(SUPPLIED PASSAGE)
_____

Amnon Yariv (born April 13, 1930) is an Israeli-American professor of applied physics and electrical engineering at Caltech, known for innovations in optoelectronics. Yariv obtained his B.S., M.S. and PhD. in electrical engineering from University of California, Berkeley in 1954, 1956 and 1958, respectively.

In 2010, Yariv was selected as a winner of the National Medal of Science for "scientific and engineering contributions to photonics and quantum electronics that have profoundly impacted lightwave communications and the field of optics as a whole".  He has also been selected to receive the IEEE Photonics Award for 2011.

Yariv has been a member of the National Academy of Sciences since 1991.
In 1985 he was awarded the Harold Pender Award by the University of Pennsylvania.

_____

(Excerpt from a dataset)
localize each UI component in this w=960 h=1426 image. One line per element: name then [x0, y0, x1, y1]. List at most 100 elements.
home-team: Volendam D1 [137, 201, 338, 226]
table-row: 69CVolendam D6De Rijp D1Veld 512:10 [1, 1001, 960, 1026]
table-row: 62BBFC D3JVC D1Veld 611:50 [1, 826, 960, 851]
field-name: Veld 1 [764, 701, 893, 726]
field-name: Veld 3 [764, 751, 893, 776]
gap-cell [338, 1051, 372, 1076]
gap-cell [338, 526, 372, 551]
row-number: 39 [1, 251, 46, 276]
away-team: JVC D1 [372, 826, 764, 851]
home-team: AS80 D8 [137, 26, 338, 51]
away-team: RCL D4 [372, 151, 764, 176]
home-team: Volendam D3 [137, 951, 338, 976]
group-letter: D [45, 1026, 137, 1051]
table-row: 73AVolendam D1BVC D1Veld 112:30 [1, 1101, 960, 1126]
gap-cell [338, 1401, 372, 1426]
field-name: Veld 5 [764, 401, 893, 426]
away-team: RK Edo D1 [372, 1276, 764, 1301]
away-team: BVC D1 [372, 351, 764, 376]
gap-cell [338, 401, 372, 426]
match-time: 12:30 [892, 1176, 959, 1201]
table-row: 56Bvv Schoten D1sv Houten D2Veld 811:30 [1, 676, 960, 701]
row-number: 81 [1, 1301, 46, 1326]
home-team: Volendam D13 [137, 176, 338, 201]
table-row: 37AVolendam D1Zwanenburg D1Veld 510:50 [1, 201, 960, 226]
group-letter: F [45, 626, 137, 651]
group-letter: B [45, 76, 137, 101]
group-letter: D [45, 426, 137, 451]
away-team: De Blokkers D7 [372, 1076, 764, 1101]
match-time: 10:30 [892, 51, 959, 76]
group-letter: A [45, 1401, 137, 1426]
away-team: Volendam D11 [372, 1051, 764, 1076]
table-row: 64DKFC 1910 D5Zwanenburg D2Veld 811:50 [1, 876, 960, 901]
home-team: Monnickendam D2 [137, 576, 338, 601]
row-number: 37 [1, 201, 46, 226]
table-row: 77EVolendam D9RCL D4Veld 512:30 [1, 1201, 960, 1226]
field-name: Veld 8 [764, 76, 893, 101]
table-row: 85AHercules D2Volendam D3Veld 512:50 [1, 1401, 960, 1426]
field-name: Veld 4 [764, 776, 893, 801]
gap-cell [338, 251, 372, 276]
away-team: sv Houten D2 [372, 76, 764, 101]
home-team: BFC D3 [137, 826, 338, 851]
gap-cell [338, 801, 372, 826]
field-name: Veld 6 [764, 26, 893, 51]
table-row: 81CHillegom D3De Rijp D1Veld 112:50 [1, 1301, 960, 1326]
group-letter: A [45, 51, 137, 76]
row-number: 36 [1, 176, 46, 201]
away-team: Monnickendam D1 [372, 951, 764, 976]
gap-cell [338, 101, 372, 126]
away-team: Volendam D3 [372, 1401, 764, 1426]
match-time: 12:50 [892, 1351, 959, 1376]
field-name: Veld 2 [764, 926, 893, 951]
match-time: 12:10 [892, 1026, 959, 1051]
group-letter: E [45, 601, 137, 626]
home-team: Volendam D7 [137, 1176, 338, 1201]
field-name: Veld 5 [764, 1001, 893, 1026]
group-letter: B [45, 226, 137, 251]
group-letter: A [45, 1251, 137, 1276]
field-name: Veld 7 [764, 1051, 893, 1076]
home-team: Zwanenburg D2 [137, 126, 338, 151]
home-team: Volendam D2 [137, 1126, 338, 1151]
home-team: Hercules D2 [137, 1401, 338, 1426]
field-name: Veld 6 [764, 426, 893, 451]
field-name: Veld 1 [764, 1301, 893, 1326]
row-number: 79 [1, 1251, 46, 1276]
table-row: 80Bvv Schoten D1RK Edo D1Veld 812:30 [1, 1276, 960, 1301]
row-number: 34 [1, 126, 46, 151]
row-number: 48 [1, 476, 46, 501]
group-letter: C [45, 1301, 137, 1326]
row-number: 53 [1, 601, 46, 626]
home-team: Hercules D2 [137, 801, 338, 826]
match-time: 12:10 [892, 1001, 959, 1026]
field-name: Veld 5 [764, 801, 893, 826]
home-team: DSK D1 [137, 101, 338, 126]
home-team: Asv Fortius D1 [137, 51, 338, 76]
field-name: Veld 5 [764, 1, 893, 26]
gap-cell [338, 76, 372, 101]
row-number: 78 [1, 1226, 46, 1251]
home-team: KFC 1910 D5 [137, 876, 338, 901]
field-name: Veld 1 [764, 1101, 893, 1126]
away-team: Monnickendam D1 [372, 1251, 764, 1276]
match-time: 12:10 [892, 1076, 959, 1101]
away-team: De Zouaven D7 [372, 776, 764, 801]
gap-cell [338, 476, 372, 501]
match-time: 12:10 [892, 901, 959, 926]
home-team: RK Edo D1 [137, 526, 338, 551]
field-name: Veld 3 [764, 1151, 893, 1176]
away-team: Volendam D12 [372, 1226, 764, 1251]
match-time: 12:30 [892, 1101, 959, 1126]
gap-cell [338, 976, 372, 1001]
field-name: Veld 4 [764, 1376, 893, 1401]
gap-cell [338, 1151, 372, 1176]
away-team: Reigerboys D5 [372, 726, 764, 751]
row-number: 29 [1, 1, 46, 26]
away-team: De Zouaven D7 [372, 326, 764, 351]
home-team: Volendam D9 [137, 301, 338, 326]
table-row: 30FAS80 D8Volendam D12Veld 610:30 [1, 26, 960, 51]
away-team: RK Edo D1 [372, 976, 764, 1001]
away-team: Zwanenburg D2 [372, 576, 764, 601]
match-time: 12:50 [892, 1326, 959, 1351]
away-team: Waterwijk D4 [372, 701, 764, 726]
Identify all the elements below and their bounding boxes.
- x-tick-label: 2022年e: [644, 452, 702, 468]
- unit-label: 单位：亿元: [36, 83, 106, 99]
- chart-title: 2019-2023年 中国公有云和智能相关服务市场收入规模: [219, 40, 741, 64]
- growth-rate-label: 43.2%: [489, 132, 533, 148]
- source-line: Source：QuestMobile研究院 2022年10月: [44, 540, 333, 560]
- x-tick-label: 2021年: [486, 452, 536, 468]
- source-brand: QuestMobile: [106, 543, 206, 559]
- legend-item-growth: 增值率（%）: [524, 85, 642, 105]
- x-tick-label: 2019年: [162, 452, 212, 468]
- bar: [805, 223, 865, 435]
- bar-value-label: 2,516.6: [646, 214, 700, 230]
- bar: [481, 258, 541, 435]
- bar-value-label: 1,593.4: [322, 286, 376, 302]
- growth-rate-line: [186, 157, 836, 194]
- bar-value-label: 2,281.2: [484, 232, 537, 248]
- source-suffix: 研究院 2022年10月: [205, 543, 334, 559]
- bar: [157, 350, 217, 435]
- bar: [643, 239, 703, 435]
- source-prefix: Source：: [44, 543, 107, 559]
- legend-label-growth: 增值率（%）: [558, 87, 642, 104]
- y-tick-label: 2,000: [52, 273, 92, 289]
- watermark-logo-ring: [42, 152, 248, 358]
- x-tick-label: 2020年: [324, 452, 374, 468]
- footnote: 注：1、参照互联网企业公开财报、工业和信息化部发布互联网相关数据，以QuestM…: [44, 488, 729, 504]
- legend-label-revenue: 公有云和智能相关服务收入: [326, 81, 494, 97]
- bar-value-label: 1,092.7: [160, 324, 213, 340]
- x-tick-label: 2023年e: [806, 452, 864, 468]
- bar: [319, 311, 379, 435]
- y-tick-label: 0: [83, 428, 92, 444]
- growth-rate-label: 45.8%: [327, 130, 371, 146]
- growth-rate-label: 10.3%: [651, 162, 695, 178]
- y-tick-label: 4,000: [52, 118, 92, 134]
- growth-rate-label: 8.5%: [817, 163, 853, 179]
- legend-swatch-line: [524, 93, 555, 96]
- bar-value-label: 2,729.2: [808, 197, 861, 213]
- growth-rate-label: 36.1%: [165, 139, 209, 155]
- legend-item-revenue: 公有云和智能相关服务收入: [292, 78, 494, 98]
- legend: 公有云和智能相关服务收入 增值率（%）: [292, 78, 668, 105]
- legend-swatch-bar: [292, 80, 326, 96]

_____

(DIRECTIVE) In the Amnon Yariv biography, rewrite everything from "Amnon Yariv (born" down to "Award for 2011.", putting "California Institute of Technology" in place of "Caltech". The data shown here is separate from the Amnon Yariv biography.

(EXERCISE OUTPUT)
Amnon Yariv (born April 13, 1930) is an Israeli-American professor of applied physics and electrical engineering at California Institute of Technology, known for innovations in optoelectronics. Yariv obtained his B.S., M.S. and PhD. in electrical engineering from University of California, Berkeley in 1954, 1956 and 1958, respectively.

In 2010, Yariv was selected as a winner of the National Medal of Science for "scientific and engineering contributions to photonics and quantum electronics that have profoundly impacted lightwave communications and the field of optics as a whole".  He has also been selected to receive the IEEE Photonics Award for 2011.